====== Material supplied ======

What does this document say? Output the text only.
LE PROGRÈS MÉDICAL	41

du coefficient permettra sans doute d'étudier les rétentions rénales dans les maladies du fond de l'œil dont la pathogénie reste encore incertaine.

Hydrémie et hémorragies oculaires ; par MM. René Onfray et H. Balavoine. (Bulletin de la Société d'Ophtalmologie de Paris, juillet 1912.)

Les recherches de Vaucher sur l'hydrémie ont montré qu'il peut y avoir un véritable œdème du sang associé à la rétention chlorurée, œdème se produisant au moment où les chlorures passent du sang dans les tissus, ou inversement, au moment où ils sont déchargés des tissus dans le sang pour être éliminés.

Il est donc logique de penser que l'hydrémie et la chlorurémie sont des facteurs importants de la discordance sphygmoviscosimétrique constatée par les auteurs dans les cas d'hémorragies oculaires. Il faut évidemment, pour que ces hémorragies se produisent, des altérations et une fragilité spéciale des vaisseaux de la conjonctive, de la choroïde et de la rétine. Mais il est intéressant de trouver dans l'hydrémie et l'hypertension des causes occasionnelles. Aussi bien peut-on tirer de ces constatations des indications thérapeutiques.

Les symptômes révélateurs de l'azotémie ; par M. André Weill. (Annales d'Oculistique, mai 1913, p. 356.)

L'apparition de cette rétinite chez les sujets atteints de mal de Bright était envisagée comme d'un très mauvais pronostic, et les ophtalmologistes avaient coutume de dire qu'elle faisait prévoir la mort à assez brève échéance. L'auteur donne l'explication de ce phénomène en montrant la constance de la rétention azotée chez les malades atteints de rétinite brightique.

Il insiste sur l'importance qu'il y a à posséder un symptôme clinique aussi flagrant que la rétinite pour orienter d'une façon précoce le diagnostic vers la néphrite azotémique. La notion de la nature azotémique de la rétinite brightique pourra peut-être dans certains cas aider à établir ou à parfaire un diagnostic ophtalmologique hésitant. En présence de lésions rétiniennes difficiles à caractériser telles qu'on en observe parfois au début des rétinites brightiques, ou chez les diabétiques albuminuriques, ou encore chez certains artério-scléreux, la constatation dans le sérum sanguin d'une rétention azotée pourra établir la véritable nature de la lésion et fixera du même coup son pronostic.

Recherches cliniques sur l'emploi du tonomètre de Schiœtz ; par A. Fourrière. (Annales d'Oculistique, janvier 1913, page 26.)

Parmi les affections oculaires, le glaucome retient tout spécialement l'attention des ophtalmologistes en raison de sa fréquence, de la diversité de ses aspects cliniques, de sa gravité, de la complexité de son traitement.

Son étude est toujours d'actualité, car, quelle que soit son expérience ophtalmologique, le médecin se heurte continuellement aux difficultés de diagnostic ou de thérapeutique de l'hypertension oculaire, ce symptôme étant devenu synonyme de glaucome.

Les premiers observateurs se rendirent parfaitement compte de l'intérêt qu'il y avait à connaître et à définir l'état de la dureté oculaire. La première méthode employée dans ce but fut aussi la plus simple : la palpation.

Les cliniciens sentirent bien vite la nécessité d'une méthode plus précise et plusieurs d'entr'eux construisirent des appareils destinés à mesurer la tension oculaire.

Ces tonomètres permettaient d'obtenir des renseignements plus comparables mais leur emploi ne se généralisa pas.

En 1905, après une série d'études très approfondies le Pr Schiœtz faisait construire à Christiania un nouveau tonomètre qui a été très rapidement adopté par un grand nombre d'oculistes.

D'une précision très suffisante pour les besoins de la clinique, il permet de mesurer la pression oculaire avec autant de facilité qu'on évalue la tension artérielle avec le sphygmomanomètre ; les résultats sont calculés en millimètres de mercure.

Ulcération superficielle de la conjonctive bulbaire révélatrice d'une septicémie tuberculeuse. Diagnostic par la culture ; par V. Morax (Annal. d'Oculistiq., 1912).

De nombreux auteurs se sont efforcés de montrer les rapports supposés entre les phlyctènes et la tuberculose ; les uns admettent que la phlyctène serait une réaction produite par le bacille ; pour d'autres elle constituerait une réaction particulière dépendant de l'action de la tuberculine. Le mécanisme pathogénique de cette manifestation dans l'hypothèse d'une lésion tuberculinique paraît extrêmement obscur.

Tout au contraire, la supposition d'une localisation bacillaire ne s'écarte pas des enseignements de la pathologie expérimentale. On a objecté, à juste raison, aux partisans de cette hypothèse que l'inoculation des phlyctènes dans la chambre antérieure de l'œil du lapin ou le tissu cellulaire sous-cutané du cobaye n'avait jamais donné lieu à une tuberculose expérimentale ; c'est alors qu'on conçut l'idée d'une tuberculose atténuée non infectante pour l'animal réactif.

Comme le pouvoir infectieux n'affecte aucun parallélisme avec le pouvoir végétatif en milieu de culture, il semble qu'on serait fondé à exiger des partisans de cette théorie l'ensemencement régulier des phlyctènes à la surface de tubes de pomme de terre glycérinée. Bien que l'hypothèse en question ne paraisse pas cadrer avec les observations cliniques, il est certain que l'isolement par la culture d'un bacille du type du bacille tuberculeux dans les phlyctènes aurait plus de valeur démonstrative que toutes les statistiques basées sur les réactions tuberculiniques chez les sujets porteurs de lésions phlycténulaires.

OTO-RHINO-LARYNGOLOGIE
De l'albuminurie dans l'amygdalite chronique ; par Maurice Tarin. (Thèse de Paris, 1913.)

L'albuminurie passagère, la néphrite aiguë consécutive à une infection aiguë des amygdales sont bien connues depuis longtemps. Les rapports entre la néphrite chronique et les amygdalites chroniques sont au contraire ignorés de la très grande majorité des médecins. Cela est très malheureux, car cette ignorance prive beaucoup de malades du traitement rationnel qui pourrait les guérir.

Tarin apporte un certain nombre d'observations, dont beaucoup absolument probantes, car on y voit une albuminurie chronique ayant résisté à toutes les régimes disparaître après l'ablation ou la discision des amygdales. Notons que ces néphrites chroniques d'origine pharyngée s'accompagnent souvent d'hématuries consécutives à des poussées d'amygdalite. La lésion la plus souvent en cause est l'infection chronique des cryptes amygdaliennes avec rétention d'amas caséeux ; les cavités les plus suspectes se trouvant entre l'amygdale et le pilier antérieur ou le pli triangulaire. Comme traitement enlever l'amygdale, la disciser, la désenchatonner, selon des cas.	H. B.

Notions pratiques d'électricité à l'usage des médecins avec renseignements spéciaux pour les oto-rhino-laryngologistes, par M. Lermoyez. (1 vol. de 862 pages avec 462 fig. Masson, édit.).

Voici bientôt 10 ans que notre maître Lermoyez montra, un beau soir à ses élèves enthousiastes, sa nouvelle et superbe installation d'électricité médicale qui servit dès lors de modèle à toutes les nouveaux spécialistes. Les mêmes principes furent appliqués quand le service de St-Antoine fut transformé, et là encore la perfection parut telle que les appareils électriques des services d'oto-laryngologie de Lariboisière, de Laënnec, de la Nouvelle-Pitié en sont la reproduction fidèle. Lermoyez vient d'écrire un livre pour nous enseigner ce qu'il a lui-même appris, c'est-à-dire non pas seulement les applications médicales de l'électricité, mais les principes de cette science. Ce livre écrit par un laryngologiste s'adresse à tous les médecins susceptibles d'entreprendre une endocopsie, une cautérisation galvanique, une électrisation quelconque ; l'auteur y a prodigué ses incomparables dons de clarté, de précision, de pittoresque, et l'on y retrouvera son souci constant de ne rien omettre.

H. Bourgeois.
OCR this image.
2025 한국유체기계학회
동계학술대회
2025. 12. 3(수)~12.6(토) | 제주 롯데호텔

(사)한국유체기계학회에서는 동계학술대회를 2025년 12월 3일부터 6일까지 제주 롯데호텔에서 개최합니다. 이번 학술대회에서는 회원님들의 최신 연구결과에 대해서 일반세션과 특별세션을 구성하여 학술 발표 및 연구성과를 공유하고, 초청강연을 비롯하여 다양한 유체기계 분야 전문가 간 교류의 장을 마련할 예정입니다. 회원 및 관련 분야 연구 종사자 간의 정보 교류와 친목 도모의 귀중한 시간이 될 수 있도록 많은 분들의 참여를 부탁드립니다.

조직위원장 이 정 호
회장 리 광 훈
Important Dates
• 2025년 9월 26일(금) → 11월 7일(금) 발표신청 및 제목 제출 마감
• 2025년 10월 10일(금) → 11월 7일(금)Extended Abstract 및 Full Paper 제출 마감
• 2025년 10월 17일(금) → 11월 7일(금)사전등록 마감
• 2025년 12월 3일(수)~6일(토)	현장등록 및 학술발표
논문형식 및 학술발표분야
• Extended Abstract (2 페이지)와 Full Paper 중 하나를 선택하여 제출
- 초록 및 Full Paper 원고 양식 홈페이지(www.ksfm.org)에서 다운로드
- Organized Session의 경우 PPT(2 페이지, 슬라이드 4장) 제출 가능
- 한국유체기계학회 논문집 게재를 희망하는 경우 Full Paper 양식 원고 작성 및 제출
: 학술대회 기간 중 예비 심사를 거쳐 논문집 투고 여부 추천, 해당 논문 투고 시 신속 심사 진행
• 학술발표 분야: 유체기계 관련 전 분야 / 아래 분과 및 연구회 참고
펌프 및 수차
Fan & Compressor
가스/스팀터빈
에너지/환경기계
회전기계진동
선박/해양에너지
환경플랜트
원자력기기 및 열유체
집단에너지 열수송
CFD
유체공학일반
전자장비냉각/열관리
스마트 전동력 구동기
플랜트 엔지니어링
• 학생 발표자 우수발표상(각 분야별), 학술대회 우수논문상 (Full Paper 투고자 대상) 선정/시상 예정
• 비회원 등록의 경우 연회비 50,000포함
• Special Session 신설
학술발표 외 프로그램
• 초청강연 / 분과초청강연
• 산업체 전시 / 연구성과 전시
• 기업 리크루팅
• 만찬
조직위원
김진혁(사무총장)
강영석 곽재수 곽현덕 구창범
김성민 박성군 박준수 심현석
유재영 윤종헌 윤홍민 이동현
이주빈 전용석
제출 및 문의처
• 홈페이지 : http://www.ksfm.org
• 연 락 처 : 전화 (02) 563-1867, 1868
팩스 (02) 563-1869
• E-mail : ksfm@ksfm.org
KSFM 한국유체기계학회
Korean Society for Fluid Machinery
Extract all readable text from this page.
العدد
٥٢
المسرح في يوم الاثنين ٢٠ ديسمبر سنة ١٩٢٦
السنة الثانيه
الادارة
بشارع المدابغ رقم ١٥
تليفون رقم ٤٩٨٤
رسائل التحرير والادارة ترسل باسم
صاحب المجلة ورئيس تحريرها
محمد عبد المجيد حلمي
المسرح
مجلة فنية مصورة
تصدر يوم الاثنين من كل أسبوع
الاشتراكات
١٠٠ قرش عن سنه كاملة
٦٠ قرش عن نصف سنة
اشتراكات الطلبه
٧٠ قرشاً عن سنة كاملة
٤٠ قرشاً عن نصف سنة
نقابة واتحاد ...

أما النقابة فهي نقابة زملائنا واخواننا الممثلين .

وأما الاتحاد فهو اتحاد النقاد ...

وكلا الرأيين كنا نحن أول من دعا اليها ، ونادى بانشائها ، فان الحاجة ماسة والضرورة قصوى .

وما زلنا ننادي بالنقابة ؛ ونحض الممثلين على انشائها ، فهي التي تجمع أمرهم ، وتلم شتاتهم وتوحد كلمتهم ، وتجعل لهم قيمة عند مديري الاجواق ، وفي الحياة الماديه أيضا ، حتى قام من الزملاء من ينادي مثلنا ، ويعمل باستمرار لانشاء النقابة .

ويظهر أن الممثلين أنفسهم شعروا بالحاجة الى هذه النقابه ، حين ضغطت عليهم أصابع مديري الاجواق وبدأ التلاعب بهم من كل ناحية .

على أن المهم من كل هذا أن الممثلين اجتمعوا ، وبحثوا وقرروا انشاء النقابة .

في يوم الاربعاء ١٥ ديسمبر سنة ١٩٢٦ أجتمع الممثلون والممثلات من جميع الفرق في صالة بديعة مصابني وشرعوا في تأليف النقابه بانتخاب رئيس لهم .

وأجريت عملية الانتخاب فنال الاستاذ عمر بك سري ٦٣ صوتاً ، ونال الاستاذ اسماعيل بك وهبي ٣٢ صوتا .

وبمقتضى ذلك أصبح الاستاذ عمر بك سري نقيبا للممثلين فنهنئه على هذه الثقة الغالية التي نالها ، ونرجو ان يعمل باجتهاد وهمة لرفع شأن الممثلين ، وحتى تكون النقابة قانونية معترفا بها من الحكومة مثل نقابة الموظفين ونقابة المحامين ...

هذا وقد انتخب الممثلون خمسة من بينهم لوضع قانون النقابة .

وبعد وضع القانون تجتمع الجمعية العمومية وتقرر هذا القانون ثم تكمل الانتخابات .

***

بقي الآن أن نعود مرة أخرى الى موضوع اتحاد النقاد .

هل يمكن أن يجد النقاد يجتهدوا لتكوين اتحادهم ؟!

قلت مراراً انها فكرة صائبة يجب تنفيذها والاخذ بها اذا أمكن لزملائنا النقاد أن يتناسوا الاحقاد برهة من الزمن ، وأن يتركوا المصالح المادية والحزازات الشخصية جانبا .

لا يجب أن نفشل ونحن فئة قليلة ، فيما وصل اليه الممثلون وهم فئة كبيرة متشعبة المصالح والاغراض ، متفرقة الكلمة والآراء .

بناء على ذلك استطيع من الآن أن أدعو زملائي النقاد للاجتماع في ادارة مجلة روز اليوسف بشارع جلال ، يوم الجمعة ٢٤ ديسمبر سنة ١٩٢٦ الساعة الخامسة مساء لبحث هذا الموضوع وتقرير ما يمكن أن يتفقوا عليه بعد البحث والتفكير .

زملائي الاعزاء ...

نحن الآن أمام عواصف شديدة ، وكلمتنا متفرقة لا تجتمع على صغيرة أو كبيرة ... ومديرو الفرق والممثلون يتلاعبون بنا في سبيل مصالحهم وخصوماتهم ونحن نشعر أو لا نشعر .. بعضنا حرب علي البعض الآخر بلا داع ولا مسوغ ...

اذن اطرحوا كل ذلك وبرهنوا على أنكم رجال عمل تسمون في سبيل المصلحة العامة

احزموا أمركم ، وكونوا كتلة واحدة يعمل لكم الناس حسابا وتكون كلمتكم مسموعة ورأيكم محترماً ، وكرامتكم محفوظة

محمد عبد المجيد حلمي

======

_What is asked_
What is the number of lines in the records that contain "قرشا"? Give that number only.

_Answer to the problem_
2